--- DATA ROWS ---
----
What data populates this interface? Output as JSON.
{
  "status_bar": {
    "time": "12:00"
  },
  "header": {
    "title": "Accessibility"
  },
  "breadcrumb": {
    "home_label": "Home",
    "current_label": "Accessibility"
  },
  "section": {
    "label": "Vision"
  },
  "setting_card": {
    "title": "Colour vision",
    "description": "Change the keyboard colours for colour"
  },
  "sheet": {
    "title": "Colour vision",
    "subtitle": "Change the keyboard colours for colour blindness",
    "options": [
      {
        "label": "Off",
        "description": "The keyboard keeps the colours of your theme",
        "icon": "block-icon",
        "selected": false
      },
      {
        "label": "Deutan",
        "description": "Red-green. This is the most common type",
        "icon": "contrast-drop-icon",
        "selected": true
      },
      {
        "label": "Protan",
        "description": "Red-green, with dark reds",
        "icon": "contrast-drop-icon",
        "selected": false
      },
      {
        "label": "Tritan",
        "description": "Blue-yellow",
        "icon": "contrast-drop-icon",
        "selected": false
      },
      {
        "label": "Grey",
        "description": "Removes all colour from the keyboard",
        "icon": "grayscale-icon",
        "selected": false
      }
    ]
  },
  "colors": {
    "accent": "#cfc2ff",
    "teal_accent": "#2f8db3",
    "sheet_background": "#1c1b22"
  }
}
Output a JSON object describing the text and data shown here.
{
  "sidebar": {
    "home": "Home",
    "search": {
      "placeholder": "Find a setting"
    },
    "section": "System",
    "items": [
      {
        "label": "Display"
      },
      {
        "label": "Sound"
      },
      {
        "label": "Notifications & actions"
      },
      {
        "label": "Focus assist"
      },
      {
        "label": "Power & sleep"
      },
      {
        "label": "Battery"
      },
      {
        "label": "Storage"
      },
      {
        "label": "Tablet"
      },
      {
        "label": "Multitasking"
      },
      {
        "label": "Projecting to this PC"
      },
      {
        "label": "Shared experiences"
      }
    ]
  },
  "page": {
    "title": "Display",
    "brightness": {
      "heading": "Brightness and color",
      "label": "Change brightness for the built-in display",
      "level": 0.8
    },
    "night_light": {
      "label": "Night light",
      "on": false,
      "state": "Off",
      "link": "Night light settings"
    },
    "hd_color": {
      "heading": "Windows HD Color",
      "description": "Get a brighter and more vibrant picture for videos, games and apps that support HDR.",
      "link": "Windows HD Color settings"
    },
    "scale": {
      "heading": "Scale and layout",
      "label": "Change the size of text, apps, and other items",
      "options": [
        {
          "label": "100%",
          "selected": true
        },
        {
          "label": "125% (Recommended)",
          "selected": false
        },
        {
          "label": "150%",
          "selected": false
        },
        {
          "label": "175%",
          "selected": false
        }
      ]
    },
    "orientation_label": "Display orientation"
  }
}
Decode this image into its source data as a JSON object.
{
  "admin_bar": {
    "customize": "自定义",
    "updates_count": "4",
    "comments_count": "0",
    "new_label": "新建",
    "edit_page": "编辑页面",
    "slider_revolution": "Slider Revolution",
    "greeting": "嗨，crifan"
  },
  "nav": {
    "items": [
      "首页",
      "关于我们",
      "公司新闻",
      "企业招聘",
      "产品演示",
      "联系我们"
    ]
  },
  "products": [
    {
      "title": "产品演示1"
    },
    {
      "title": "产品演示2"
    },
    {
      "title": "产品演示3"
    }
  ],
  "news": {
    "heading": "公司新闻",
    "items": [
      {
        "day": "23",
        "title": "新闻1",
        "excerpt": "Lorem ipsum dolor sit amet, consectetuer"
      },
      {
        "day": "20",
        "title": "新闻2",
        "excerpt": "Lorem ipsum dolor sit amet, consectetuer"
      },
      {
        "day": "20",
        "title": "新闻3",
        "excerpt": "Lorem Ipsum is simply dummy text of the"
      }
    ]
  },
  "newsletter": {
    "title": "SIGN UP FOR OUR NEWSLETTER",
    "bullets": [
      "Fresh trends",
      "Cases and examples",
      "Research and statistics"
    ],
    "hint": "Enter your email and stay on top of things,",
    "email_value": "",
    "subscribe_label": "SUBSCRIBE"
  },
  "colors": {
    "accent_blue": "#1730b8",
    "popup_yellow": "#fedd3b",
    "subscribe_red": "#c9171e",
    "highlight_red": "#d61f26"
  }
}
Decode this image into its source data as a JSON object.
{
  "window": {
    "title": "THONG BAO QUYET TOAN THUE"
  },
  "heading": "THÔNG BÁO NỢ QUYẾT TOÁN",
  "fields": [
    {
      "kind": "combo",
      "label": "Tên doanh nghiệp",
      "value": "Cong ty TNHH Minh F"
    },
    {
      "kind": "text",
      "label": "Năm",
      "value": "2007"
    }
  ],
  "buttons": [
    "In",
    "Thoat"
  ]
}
----
--- WHAT IS REQUIRED ---
From the records above, pull out each line that has "green".

--- COMPLETED TASK ---
        "description": "Red-green. This is the most common type",
        "description": "Red-green, with dark reds",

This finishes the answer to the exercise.